-- begin --

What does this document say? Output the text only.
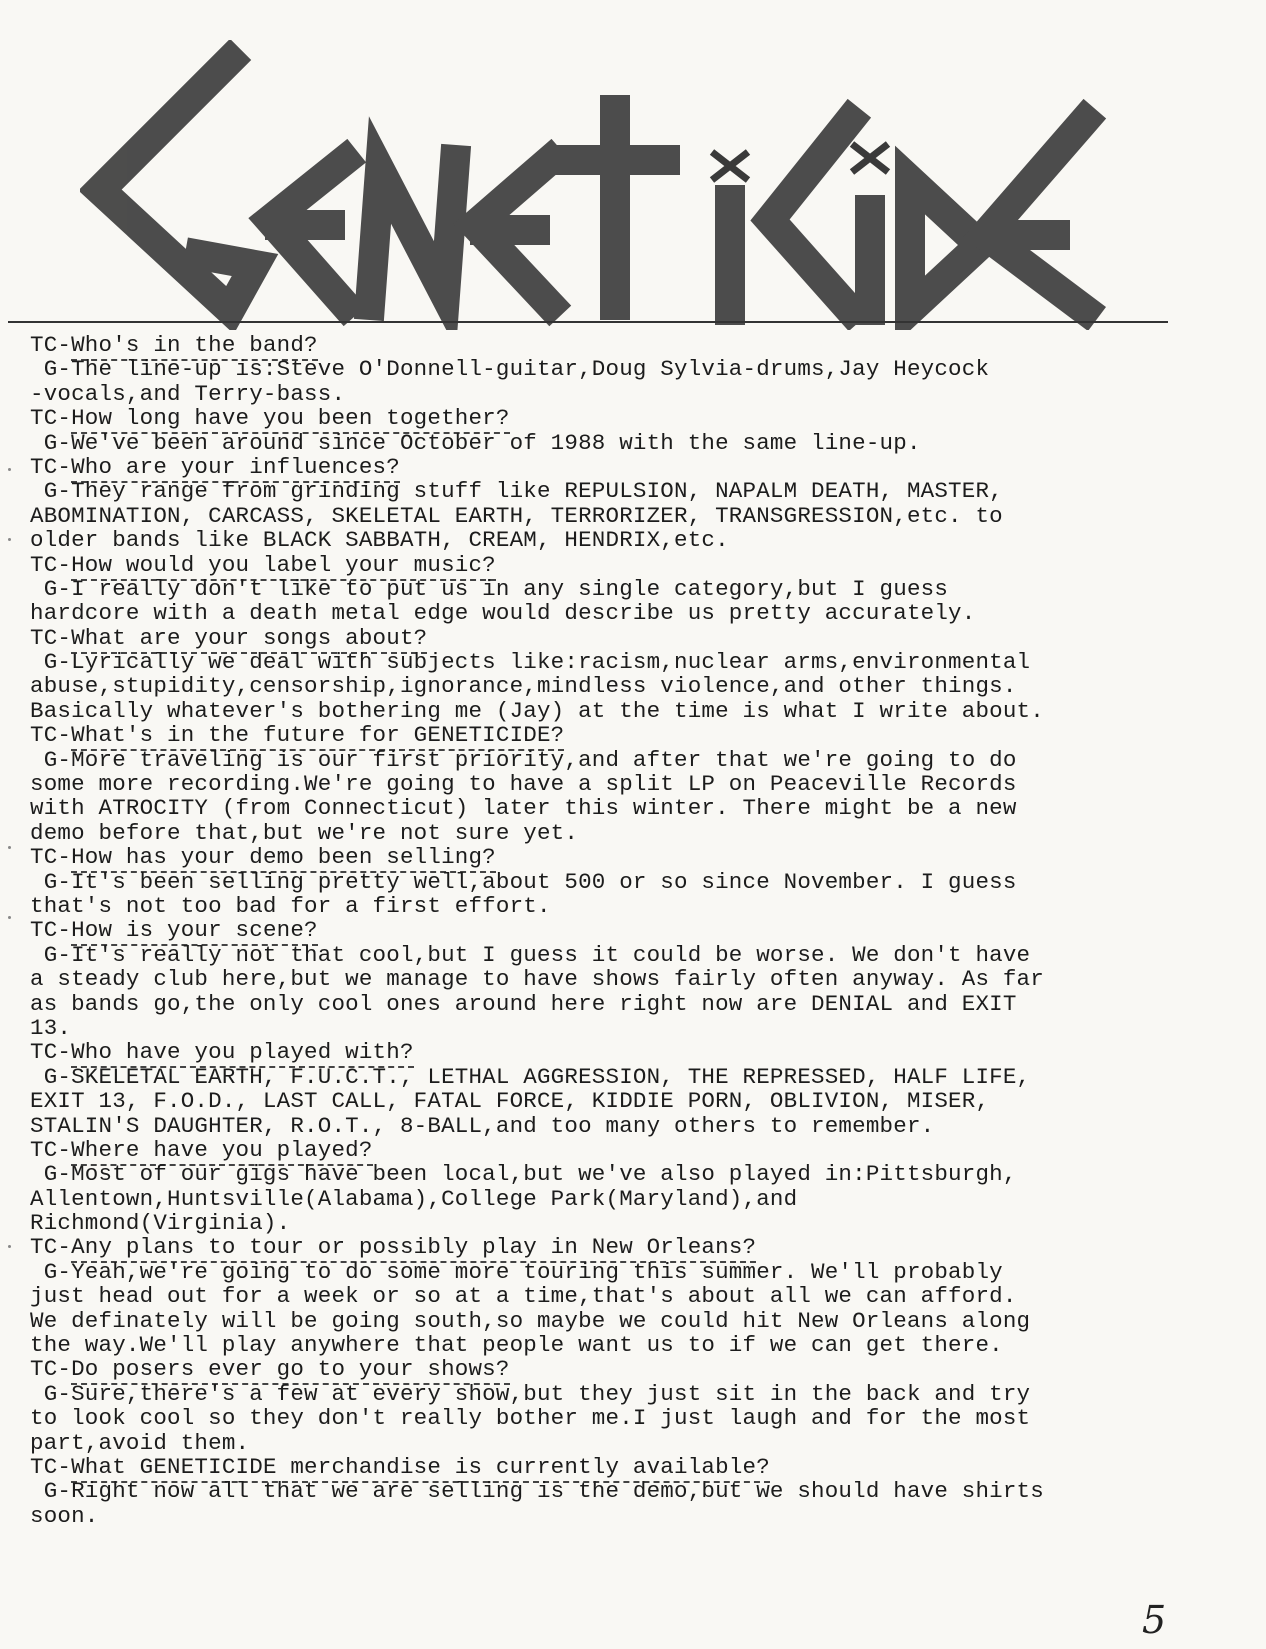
TC-Who's in the band?
G-The line-up is:Steve O'Donnell-guitar,Doug Sylvia-drums,Jay Heycock
-vocals,and Terry-bass.
TC-How long have you been together?
G-We've been around since October of 1988 with the same line-up.
TC-Who are your influences?
G-They range from grinding stuff like REPULSION, NAPALM DEATH, MASTER,
ABOMINATION, CARCASS, SKELETAL EARTH, TERRORIZER, TRANSGRESSION,etc. to
older bands like BLACK SABBATH, CREAM, HENDRIX,etc.
TC-How would you label your music?
G-I really don't like to put us in any single category,but I guess
hardcore with a death metal edge would describe us pretty accurately.
TC-What are your songs about?
G-Lyrically we deal with subjects like:racism,nuclear arms,environmental
abuse,stupidity,censorship,ignorance,mindless violence,and other things.
Basically whatever's bothering me (Jay) at the time is what I write about.
TC-What's in the future for GENETICIDE?
G-More traveling is our first priority,and after that we're going to do
some more recording.We're going to have a split LP on Peaceville Records
with ATROCITY (from Connecticut) later this winter. There might be a new
demo before that,but we're not sure yet.
TC-How has your demo been selling?
G-It's been selling pretty well,about 500 or so since November. I guess
that's not too bad for a first effort.
TC-How is your scene?
G-It's really not that cool,but I guess it could be worse. We don't have
a steady club here,but we manage to have shows fairly often anyway. As far
as bands go,the only cool ones around here right now are DENIAL and EXIT
13.
TC-Who have you played with?
G-SKELETAL EARTH, F.U.C.T., LETHAL AGGRESSION, THE REPRESSED, HALF LIFE,
EXIT 13, F.O.D., LAST CALL, FATAL FORCE, KIDDIE PORN, OBLIVION, MISER,
STALIN'S DAUGHTER, R.O.T., 8-BALL,and too many others to remember.
TC-Where have you played?
G-Most of our gigs have been local,but we've also played in:Pittsburgh,
Allentown,Huntsville(Alabama),College Park(Maryland),and
Richmond(Virginia).
TC-Any plans to tour or possibly play in New Orleans?
G-Yeah,we're going to do some more touring this summer. We'll probably
just head out for a week or so at a time,that's about all we can afford.
We definately will be going south,so maybe we could hit New Orleans along
the way.We'll play anywhere that people want us to if we can get there.
TC-Do posers ever go to your shows?
G-Sure,there's a few at every show,but they just sit in the back and try
to look cool so they don't really bother me.I just laugh and for the most
part,avoid them.
TC-What GENETICIDE merchandise is currently available?
G-Right now all that we are selling is the demo,but we should have shirts
soon.
5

-- end --

» **GIVEN REQUEST**
Leave out the pictures and give the listing above again exactly.

» **EXPECTED OUTPUT**
What does this document say? Output the text only.
TC-Who's in the band?
G-The line-up is:Steve O'Donnell-guitar,Doug Sylvia-drums,Jay Heycock
-vocals,and Terry-bass.
TC-How long have you been together?
G-We've been around since October of 1988 with the same line-up.
TC-Who are your influences?
G-They range from grinding stuff like REPULSION, NAPALM DEATH, MASTER,
ABOMINATION, CARCASS, SKELETAL EARTH, TERRORIZER, TRANSGRESSION,etc. to
older bands like BLACK SABBATH, CREAM, HENDRIX,etc.
TC-How would you label your music?
G-I really don't like to put us in any single category,but I guess
hardcore with a death metal edge would describe us pretty accurately.
TC-What are your songs about?
G-Lyrically we deal with subjects like:racism,nuclear arms,environmental
abuse,stupidity,censorship,ignorance,mindless violence,and other things.
Basically whatever's bothering me (Jay) at the time is what I write about.
TC-What's in the future for GENETICIDE?
G-More traveling is our first priority,and after that we're going to do
some more recording.We're going to have a split LP on Peaceville Records
with ATROCITY (from Connecticut) later this winter. There might be a new
demo before that,but we're not sure yet.
TC-How has your demo been selling?
G-It's been selling pretty well,about 500 or so since November. I guess
that's not too bad for a first effort.
TC-How is your scene?
G-It's really not that cool,but I guess it could be worse. We don't have
a steady club here,but we manage to have shows fairly often anyway. As far
as bands go,the only cool ones around here right now are DENIAL and EXIT
13.
TC-Who have you played with?
G-SKELETAL EARTH, F.U.C.T., LETHAL AGGRESSION, THE REPRESSED, HALF LIFE,
EXIT 13, F.O.D., LAST CALL, FATAL FORCE, KIDDIE PORN, OBLIVION, MISER,
STALIN'S DAUGHTER, R.O.T., 8-BALL,and too many others to remember.
TC-Where have you played?
G-Most of our gigs have been local,but we've also played in:Pittsburgh,
Allentown,Huntsville(Alabama),College Park(Maryland),and
Richmond(Virginia).
TC-Any plans to tour or possibly play in New Orleans?
G-Yeah,we're going to do some more touring this summer. We'll probably
just head out for a week or so at a time,that's about all we can afford.
We definately will be going south,so maybe we could hit New Orleans along
the way.We'll play anywhere that people want us to if we can get there.
TC-Do posers ever go to your shows?
G-Sure,there's a few at every show,but they just sit in the back and try
to look cool so they don't really bother me.I just laugh and for the most
part,avoid them.
TC-What GENETICIDE merchandise is currently available?
G-Right now all that we are selling is the demo,but we should have shirts
soon.
5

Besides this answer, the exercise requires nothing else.